» **Given exercise**
Scan the material and copy every line in which "business" appears.

» **Provided information**
+ + + +
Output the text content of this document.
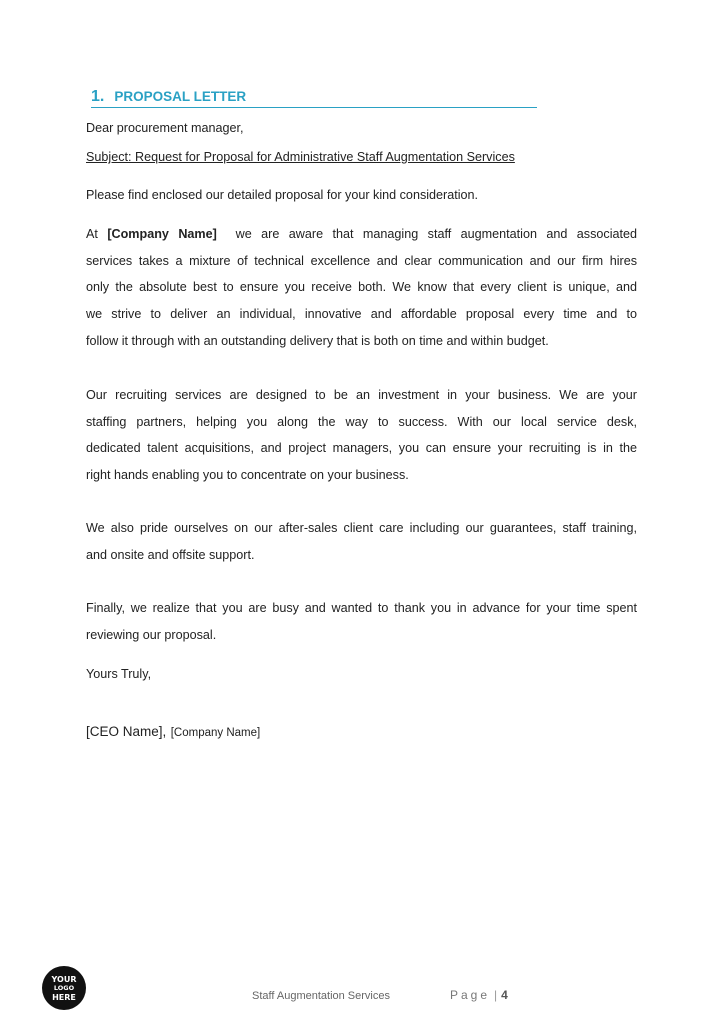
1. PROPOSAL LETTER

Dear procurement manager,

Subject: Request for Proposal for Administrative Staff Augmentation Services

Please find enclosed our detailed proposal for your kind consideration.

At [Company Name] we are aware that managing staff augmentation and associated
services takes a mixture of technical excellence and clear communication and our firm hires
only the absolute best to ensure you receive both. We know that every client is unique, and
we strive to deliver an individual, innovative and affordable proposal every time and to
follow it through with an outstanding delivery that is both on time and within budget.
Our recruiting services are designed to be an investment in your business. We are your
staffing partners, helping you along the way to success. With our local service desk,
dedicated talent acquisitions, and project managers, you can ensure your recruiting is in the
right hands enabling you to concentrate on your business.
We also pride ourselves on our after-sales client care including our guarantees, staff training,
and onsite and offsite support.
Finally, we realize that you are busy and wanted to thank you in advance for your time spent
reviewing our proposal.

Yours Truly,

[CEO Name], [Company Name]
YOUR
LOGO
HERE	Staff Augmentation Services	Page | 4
+ + + +
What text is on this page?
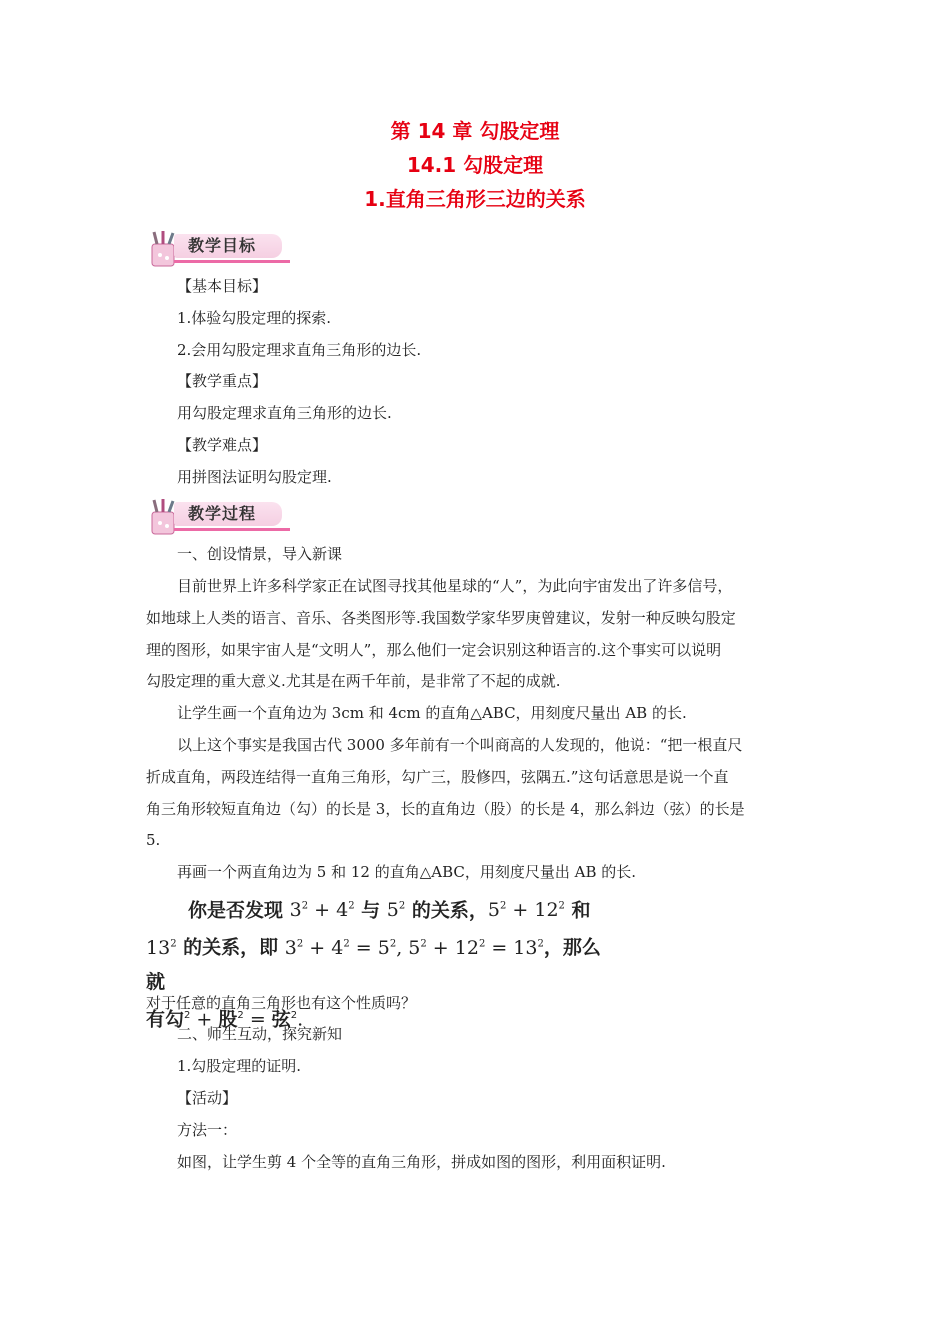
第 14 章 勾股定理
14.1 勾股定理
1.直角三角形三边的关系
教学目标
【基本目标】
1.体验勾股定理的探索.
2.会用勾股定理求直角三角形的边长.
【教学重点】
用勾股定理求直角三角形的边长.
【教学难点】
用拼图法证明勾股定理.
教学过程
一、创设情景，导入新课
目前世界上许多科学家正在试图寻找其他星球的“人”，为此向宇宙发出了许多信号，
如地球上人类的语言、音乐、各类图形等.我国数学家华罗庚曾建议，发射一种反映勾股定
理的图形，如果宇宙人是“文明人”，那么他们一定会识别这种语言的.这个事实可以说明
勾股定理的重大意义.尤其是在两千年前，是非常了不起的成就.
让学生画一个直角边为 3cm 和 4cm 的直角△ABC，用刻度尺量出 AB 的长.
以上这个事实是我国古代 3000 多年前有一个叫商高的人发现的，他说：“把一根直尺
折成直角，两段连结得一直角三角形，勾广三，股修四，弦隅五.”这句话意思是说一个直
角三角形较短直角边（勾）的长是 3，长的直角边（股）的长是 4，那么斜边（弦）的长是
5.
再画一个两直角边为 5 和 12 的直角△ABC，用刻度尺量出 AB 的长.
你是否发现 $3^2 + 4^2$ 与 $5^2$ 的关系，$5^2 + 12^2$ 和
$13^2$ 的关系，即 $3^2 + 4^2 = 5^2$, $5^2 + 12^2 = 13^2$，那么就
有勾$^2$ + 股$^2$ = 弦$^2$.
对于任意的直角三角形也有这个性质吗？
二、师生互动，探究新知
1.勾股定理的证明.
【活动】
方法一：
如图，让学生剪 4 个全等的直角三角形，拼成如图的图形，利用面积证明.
+ + + +
» **Full response**
Our recruiting services are designed to be an investment in your business. We are your
right hands enabling you to concentrate on your business.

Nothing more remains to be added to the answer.